━━━━━ Excerpted records ━━━━━
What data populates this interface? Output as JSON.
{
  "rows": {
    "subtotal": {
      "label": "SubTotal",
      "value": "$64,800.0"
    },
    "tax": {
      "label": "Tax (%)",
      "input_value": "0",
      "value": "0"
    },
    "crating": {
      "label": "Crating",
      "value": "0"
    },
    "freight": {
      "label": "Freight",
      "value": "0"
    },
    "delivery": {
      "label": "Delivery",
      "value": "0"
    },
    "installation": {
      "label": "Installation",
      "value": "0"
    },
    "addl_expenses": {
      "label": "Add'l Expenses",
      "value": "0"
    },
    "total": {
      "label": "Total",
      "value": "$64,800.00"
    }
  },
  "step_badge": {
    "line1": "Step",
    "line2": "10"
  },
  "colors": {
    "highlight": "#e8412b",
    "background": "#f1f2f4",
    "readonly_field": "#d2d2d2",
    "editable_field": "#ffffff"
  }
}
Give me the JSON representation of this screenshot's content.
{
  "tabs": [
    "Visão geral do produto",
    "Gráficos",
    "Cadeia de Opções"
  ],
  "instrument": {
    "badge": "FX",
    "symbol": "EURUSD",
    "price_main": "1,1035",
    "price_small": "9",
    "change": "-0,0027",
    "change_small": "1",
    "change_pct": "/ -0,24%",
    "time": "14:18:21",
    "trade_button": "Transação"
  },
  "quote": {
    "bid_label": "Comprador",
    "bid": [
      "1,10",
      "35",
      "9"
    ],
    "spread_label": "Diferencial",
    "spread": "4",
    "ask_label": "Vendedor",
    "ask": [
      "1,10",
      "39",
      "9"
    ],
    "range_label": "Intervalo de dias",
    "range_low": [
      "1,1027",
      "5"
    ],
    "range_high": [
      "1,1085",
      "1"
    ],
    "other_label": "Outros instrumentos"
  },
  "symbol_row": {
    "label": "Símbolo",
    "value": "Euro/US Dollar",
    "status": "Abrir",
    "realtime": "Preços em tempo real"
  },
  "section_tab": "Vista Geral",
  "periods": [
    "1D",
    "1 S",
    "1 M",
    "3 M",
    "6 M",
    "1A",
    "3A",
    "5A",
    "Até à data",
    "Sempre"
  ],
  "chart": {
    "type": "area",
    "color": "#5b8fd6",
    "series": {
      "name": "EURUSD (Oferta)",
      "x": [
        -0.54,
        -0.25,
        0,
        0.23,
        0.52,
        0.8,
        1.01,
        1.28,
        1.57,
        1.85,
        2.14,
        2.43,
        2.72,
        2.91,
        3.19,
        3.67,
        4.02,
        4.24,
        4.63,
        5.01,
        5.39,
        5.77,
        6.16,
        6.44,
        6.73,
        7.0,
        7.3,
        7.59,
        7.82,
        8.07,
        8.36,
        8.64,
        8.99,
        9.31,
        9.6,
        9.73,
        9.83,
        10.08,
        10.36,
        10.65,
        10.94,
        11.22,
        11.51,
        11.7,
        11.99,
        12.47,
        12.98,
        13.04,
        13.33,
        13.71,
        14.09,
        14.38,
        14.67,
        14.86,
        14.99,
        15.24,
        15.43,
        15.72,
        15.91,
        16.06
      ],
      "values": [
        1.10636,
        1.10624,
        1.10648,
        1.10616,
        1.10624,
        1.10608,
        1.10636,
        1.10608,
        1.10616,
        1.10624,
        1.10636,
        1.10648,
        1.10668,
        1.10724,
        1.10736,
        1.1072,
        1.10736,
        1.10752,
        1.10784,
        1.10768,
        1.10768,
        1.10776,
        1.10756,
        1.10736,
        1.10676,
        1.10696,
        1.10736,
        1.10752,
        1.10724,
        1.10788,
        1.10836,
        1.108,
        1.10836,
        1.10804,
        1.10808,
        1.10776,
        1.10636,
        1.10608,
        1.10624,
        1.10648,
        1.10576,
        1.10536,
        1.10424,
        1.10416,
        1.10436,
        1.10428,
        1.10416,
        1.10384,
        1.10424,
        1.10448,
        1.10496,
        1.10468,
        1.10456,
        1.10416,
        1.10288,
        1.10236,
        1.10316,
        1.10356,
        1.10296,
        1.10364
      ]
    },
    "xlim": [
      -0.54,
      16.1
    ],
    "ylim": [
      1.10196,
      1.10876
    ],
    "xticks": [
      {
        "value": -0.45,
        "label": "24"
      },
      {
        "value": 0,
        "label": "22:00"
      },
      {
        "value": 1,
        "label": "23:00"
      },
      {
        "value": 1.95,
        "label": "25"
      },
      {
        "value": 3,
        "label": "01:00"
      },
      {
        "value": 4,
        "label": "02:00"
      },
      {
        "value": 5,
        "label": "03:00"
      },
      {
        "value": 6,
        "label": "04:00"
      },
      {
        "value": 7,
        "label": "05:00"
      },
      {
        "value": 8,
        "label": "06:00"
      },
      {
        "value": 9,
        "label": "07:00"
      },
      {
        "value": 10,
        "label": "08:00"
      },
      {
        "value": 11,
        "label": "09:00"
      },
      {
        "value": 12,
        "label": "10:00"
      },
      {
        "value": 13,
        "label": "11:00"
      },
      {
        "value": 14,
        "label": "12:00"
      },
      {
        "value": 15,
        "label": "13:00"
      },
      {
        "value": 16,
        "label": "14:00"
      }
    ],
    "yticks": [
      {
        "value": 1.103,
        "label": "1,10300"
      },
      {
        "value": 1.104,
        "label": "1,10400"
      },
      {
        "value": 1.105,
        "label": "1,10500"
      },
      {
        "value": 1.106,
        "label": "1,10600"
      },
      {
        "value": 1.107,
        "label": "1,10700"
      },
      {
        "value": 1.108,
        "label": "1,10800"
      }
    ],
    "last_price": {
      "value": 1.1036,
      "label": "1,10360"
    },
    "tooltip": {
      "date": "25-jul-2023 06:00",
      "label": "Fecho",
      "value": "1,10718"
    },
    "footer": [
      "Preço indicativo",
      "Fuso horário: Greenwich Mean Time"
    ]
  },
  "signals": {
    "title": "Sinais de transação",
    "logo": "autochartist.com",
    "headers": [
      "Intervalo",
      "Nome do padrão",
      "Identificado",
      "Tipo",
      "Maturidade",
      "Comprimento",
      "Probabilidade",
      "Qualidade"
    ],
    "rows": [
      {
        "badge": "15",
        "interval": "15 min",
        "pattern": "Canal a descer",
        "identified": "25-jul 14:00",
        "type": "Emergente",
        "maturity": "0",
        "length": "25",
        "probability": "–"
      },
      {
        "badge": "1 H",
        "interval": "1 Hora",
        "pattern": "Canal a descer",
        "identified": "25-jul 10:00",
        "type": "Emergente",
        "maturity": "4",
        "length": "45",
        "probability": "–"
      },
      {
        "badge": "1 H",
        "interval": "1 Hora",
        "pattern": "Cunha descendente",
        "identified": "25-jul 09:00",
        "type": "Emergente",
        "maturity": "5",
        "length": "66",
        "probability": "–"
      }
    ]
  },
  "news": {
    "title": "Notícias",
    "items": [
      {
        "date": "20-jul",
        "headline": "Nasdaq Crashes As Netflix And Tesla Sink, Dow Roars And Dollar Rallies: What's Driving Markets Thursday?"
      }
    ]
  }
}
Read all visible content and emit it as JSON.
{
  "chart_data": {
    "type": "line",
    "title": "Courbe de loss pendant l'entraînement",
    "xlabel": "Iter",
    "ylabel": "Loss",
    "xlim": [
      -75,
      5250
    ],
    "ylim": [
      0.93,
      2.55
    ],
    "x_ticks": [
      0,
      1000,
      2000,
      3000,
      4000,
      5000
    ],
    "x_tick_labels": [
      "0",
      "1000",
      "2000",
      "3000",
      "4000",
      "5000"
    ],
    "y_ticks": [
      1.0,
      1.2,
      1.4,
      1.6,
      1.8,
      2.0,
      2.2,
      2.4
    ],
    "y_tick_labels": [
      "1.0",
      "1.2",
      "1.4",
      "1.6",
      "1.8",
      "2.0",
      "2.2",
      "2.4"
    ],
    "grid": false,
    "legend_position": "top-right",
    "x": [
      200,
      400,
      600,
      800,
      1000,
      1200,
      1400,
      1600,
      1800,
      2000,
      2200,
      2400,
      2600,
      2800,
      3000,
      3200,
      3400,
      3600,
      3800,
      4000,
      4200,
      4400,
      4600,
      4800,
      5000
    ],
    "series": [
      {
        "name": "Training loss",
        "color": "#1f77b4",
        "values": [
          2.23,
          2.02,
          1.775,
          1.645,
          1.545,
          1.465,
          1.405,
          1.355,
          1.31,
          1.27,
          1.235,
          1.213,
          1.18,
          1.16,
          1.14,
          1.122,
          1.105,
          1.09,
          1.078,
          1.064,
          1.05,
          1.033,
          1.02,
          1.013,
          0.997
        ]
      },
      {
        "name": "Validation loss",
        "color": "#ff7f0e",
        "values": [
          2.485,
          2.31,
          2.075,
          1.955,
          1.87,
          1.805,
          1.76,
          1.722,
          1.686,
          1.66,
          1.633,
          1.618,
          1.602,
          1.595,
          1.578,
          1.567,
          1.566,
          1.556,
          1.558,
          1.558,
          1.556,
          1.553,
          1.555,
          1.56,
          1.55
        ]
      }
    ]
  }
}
━━━━━
## Task description
Count up the lines in the listing that hold the word "title", and give that number only.

## Solution below
3